[START OF MATERIAL FOR THIS EXERCISE]
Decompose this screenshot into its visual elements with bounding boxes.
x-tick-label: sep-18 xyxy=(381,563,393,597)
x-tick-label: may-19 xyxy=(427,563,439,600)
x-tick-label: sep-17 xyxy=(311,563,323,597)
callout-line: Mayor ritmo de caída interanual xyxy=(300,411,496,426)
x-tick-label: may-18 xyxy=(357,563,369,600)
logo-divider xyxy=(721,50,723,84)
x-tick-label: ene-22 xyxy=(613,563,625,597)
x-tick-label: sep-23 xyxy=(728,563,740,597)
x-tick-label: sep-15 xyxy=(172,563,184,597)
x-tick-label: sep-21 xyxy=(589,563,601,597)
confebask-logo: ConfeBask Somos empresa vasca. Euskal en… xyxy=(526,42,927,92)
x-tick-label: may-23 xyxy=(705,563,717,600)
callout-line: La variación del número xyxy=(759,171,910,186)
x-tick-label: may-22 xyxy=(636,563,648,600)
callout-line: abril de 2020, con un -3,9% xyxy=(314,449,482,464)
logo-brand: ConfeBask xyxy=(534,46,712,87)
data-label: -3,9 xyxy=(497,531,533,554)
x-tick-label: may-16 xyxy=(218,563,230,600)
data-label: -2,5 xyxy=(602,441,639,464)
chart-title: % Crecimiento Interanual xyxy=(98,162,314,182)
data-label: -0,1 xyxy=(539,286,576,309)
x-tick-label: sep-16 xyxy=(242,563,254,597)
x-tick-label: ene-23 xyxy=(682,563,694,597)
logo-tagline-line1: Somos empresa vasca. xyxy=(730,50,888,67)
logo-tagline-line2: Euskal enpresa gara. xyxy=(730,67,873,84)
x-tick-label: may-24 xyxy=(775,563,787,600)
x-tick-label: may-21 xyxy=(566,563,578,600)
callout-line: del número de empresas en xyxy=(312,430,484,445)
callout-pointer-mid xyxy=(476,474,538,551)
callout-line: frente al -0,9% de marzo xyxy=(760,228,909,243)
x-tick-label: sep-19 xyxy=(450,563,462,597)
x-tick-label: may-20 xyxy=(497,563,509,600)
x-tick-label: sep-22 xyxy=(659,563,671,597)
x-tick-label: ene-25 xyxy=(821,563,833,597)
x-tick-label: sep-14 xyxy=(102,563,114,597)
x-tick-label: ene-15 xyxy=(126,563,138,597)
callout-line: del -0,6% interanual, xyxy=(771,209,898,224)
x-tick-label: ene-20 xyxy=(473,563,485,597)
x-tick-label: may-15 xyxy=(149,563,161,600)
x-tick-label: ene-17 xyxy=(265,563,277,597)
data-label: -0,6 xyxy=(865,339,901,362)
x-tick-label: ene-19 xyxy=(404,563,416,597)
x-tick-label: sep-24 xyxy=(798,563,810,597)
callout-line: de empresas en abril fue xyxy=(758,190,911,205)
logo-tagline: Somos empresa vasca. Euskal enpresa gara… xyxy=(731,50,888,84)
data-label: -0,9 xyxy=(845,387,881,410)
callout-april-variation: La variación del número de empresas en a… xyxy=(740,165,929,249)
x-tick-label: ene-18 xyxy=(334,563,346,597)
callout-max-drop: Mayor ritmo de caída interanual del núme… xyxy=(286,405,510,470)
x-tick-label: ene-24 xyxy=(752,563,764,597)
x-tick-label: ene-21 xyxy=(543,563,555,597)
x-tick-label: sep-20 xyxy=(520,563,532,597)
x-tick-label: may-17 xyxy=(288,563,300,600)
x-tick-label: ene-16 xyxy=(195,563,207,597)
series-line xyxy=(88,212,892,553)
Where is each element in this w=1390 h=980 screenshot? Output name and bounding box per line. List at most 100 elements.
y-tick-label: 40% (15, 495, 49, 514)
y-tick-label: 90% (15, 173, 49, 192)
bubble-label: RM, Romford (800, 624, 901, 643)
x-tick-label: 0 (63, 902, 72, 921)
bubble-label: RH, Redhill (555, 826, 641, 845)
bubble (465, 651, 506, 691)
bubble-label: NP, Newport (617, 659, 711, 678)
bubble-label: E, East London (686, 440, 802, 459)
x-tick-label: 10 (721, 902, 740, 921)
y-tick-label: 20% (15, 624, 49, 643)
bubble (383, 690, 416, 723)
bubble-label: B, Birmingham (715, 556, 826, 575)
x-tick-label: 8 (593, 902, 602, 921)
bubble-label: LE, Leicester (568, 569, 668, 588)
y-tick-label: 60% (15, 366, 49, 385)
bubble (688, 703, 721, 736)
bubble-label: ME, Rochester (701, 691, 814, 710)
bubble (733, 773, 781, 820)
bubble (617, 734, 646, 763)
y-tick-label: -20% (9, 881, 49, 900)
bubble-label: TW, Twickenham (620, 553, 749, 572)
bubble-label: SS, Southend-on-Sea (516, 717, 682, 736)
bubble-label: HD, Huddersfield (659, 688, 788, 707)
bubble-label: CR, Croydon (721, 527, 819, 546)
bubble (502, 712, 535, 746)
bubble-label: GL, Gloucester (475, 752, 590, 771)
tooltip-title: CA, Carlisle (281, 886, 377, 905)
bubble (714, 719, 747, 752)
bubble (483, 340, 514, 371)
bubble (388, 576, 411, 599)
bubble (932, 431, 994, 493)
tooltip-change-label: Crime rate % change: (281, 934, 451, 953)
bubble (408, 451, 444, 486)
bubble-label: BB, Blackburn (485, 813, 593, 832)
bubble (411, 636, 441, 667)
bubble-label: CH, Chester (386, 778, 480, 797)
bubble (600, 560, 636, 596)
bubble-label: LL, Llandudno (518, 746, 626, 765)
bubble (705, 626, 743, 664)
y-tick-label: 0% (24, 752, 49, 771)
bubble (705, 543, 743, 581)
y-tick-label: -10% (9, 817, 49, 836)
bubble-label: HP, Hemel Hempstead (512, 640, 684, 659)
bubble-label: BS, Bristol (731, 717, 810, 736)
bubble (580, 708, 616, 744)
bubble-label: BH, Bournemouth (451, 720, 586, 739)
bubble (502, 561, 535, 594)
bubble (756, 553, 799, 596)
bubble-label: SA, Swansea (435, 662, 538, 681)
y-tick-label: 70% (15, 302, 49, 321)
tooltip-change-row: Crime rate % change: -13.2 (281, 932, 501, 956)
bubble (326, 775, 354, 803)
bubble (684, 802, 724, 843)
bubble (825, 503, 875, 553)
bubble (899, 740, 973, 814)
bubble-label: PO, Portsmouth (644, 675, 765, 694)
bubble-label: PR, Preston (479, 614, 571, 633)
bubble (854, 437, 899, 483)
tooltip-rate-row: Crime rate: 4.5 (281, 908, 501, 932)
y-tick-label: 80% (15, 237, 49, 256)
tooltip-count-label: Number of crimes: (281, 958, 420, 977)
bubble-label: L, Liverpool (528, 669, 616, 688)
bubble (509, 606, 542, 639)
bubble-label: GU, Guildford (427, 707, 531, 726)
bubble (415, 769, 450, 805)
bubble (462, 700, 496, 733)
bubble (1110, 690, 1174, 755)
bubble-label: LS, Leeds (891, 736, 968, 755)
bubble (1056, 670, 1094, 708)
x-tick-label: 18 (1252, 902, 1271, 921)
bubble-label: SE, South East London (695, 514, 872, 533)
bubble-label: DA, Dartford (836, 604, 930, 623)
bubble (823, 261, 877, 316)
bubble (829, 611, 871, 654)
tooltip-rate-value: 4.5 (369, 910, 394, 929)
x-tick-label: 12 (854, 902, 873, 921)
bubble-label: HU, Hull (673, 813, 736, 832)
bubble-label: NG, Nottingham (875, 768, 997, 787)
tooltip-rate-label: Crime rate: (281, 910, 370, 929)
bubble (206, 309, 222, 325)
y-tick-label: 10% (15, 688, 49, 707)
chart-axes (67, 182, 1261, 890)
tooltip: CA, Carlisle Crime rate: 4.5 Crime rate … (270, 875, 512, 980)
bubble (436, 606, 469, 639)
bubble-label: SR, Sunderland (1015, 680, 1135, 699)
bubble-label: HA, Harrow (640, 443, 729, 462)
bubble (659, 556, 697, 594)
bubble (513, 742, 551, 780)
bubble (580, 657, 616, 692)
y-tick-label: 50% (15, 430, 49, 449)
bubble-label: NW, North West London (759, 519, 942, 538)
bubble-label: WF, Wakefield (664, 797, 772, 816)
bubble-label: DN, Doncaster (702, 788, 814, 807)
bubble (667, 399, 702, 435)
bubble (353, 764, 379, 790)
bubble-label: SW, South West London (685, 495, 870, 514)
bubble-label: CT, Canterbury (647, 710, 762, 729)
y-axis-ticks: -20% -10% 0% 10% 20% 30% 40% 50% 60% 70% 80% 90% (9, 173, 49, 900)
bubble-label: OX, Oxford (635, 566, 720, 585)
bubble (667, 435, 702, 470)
[END OF MATERIAL FOR THIS EXERCISE]
DIRECTIONS FOR THIS TASK: Return, line for line and unchanged, the rows from the beginning of the collection entries through the line containing "callout-line: La variación", with both ends included.

RESULT FOR THIS EXERCISE:
Decompose this screenshot into its visual elements with bounding boxes.
x-tick-label: sep-18 xyxy=(381,563,393,597)
x-tick-label: may-19 xyxy=(427,563,439,600)
x-tick-label: sep-17 xyxy=(311,563,323,597)
callout-line: Mayor ritmo de caída interanual xyxy=(300,411,496,426)
x-tick-label: may-18 xyxy=(357,563,369,600)
logo-divider xyxy=(721,50,723,84)
x-tick-label: ene-22 xyxy=(613,563,625,597)
x-tick-label: sep-23 xyxy=(728,563,740,597)
x-tick-label: sep-15 xyxy=(172,563,184,597)
x-tick-label: sep-21 xyxy=(589,563,601,597)
confebask-logo: ConfeBask Somos empresa vasca. Euskal en… xyxy=(526,42,927,92)
x-tick-label: may-23 xyxy=(705,563,717,600)
callout-line: La variación del número xyxy=(759,171,910,186)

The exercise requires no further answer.